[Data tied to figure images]
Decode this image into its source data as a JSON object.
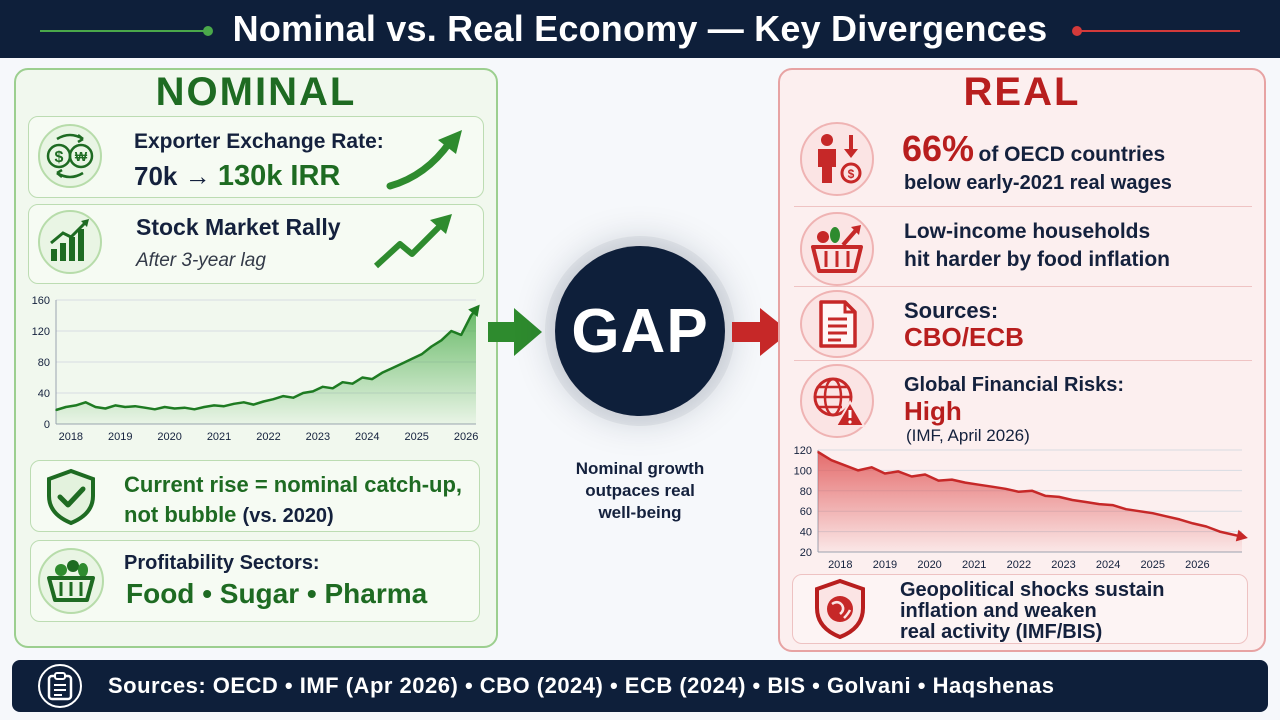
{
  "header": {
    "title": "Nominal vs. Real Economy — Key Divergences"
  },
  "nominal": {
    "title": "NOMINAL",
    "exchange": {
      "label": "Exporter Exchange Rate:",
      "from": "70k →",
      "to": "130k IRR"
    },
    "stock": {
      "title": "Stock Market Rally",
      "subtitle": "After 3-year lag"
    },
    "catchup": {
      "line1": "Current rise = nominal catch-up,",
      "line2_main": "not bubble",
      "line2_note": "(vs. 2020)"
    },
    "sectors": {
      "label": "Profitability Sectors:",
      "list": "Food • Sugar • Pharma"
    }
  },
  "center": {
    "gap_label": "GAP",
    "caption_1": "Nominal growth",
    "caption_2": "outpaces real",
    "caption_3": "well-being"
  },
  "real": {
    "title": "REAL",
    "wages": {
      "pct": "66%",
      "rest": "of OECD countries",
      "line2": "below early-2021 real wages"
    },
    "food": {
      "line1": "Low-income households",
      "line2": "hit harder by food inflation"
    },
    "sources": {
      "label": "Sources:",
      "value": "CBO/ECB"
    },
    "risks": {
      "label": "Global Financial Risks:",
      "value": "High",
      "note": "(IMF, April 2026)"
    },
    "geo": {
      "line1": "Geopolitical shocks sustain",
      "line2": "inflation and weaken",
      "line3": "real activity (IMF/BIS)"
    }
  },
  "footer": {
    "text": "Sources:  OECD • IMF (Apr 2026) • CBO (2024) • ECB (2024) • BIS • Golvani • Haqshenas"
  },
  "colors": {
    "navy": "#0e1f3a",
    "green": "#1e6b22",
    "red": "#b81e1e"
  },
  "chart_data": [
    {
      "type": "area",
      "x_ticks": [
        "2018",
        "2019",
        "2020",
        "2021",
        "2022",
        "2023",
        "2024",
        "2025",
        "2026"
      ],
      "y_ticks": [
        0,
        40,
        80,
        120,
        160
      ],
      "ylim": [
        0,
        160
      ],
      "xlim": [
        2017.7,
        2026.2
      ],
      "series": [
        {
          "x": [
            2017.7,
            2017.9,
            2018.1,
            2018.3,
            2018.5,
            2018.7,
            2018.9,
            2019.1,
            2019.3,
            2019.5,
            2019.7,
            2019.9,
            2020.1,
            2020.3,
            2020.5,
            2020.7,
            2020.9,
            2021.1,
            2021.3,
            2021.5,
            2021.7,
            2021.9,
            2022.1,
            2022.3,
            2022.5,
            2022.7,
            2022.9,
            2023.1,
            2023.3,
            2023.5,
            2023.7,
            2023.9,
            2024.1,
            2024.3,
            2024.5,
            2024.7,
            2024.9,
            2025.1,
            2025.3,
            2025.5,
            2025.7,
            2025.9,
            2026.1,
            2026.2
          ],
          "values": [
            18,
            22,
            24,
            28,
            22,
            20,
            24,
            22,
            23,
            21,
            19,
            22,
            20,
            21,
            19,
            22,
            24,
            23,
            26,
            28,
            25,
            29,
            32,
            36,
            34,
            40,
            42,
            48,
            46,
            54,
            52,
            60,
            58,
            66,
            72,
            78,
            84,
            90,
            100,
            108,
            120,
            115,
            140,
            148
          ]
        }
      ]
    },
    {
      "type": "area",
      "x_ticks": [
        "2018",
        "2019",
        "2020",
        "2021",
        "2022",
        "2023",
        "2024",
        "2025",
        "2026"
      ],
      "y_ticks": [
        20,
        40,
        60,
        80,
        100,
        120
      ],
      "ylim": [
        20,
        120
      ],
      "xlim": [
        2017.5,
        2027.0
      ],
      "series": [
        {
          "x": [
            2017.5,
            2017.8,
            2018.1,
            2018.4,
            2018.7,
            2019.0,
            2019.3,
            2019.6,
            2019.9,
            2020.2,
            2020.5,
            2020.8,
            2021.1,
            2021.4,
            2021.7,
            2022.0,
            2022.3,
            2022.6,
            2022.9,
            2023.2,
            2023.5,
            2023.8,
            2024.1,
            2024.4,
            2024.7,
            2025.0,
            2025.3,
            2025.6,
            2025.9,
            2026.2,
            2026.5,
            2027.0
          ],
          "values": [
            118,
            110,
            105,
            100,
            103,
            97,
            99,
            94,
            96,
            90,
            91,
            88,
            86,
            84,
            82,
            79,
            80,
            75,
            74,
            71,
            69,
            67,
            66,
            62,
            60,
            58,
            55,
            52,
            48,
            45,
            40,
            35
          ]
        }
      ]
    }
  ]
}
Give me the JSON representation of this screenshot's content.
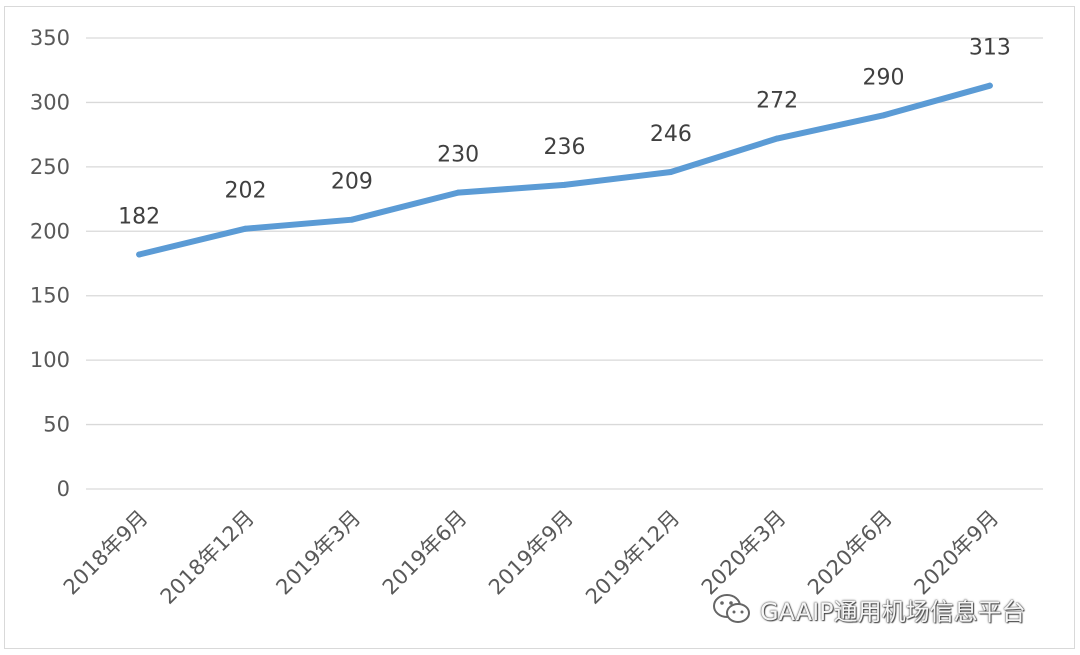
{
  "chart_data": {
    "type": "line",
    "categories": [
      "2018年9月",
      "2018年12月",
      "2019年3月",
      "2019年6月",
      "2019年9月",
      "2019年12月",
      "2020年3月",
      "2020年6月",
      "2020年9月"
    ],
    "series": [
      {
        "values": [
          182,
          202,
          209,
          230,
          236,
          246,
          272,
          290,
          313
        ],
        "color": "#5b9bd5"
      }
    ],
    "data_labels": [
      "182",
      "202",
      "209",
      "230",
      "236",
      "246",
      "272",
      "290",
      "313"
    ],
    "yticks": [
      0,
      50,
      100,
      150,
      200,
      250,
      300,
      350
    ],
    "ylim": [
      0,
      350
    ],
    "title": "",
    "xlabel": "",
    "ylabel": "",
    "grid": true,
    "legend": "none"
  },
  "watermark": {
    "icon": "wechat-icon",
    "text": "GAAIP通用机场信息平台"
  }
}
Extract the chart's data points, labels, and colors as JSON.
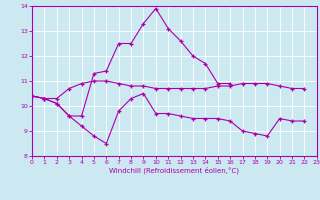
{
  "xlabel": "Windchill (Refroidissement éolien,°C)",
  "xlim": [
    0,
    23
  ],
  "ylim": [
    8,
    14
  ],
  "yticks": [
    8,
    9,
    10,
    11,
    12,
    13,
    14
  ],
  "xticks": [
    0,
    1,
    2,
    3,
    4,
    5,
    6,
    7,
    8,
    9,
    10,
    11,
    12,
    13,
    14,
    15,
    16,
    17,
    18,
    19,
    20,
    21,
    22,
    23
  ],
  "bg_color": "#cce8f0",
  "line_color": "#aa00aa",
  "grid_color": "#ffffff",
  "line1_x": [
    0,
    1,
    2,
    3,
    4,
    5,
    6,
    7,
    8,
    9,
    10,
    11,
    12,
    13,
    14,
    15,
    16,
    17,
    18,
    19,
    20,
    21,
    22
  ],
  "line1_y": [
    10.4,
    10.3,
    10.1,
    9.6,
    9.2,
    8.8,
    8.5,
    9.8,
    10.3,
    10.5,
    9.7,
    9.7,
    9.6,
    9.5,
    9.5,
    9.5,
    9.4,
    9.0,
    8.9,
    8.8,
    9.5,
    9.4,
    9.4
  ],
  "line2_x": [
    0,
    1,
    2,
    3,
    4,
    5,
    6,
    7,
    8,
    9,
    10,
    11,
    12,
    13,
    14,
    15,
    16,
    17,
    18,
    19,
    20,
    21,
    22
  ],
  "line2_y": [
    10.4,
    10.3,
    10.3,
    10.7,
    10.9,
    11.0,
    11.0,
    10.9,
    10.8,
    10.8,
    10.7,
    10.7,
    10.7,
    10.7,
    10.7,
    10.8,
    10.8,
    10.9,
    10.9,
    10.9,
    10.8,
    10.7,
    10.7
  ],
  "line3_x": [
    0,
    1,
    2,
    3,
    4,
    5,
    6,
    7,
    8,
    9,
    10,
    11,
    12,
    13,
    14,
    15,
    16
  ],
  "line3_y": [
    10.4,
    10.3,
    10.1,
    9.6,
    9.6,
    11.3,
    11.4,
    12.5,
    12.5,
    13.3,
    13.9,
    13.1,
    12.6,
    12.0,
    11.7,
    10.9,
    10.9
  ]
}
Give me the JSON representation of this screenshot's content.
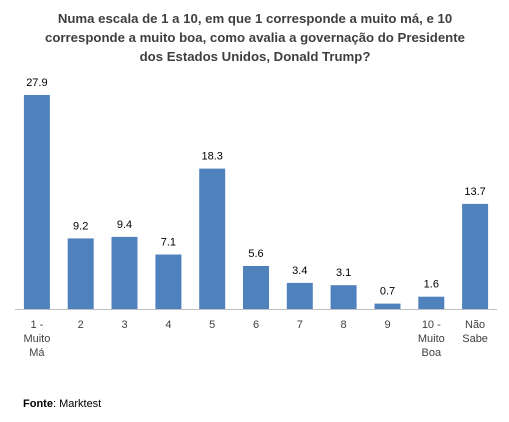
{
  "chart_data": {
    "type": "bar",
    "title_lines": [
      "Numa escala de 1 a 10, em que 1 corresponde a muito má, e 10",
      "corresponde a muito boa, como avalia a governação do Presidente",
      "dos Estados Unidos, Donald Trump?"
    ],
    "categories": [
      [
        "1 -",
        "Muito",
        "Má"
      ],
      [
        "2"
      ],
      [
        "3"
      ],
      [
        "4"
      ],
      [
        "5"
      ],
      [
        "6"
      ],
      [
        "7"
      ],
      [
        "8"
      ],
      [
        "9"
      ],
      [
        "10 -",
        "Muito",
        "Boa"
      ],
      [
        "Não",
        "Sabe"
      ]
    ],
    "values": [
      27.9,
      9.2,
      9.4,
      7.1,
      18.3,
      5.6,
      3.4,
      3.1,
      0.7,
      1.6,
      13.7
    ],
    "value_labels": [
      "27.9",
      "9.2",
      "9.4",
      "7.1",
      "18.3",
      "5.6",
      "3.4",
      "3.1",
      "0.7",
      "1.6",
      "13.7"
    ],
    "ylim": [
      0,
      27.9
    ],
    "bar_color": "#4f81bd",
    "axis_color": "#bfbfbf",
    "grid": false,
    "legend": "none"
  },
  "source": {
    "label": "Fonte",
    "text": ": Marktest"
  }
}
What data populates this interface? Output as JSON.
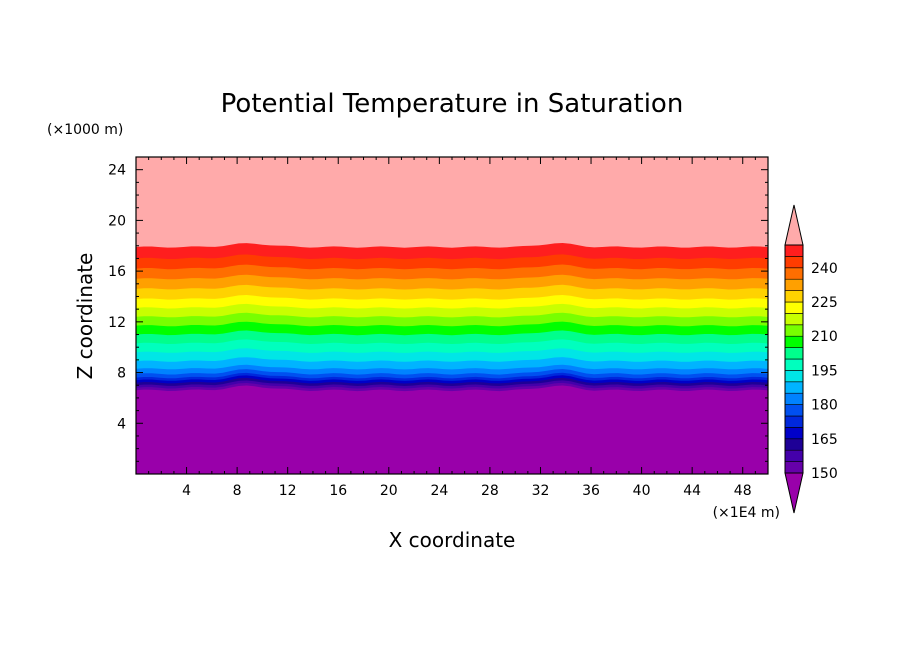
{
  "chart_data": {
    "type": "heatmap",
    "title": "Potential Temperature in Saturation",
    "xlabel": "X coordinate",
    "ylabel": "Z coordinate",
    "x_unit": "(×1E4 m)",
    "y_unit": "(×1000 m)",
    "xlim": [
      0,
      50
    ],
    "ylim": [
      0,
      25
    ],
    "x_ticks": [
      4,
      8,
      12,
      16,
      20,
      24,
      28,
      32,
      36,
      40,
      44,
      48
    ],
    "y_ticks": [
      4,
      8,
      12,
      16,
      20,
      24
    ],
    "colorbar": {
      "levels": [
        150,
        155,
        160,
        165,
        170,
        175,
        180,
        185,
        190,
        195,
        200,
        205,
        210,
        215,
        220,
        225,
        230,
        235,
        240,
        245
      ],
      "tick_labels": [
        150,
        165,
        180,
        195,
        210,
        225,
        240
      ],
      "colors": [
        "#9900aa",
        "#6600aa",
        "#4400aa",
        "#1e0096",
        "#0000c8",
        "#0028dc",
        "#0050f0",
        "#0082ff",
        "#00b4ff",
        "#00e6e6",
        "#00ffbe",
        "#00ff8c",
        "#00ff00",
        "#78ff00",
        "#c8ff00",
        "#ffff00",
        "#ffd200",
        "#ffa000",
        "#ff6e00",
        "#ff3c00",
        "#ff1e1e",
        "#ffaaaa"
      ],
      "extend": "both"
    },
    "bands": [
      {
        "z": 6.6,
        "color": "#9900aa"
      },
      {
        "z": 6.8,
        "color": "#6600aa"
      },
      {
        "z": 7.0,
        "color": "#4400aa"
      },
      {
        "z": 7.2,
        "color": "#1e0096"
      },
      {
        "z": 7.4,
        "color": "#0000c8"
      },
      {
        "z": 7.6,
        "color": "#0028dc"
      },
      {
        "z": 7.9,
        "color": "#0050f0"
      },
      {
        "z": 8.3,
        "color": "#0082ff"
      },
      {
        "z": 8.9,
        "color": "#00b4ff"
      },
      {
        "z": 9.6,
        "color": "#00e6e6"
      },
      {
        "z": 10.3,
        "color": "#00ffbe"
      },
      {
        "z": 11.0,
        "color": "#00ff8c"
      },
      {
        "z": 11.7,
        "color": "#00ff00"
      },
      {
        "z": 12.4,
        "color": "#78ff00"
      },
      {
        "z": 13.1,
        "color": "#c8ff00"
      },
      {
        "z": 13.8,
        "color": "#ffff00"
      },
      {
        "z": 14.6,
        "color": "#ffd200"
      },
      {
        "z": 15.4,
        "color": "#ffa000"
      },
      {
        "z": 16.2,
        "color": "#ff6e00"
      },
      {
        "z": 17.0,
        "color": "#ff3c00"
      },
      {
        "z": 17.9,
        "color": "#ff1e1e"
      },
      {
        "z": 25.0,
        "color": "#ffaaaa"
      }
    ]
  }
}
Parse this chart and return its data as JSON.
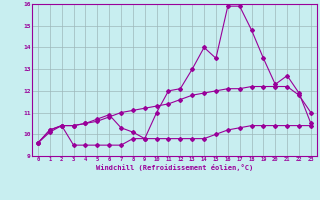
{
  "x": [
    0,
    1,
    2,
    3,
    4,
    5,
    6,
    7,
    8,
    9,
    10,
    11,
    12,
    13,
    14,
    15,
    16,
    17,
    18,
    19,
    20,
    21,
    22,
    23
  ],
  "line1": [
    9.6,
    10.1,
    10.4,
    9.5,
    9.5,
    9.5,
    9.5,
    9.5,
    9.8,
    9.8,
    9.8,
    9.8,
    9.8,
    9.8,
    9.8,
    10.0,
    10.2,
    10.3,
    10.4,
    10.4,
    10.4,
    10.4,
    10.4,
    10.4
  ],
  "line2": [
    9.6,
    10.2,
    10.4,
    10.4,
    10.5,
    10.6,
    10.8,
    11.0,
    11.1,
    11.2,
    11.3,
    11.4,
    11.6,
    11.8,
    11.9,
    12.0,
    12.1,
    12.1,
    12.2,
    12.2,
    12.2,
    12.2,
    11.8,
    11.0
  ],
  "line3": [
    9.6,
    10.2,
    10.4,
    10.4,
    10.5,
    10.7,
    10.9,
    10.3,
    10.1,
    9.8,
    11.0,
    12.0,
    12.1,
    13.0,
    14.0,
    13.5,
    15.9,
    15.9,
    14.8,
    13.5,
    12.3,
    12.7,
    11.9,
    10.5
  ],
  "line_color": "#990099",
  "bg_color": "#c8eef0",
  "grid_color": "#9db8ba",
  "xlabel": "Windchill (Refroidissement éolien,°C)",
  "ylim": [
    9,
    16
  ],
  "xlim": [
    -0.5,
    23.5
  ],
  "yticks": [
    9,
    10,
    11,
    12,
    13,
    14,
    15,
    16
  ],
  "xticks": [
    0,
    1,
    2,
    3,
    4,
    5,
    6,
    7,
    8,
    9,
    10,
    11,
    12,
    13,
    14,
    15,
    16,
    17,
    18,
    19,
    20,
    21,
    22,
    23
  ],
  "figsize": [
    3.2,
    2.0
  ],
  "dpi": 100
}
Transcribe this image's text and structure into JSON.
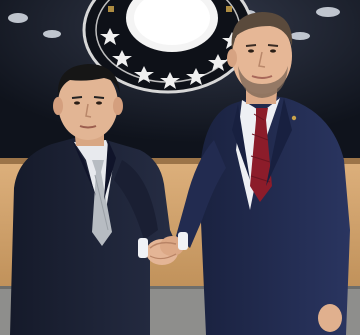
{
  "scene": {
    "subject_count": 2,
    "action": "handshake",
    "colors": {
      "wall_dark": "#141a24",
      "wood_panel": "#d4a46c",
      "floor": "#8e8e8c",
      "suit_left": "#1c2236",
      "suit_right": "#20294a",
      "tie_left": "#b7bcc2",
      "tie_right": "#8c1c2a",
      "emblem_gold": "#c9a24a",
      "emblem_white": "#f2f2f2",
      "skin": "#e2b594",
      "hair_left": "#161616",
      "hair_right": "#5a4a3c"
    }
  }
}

• **WORK INSTRUCTIONS**
Copy each line that holds the word "this".

• **RESULT OF THE TASK**
Decode this image into its source data as a JSON object.
Give me the JSON representation of this screenshot's content.
Give me the JSON representation of this screenshot's content.
What data populates this interface? Output as JSON.
Parse this chart and return its data as JSON.
Transcribe this image's text and structure into JSON.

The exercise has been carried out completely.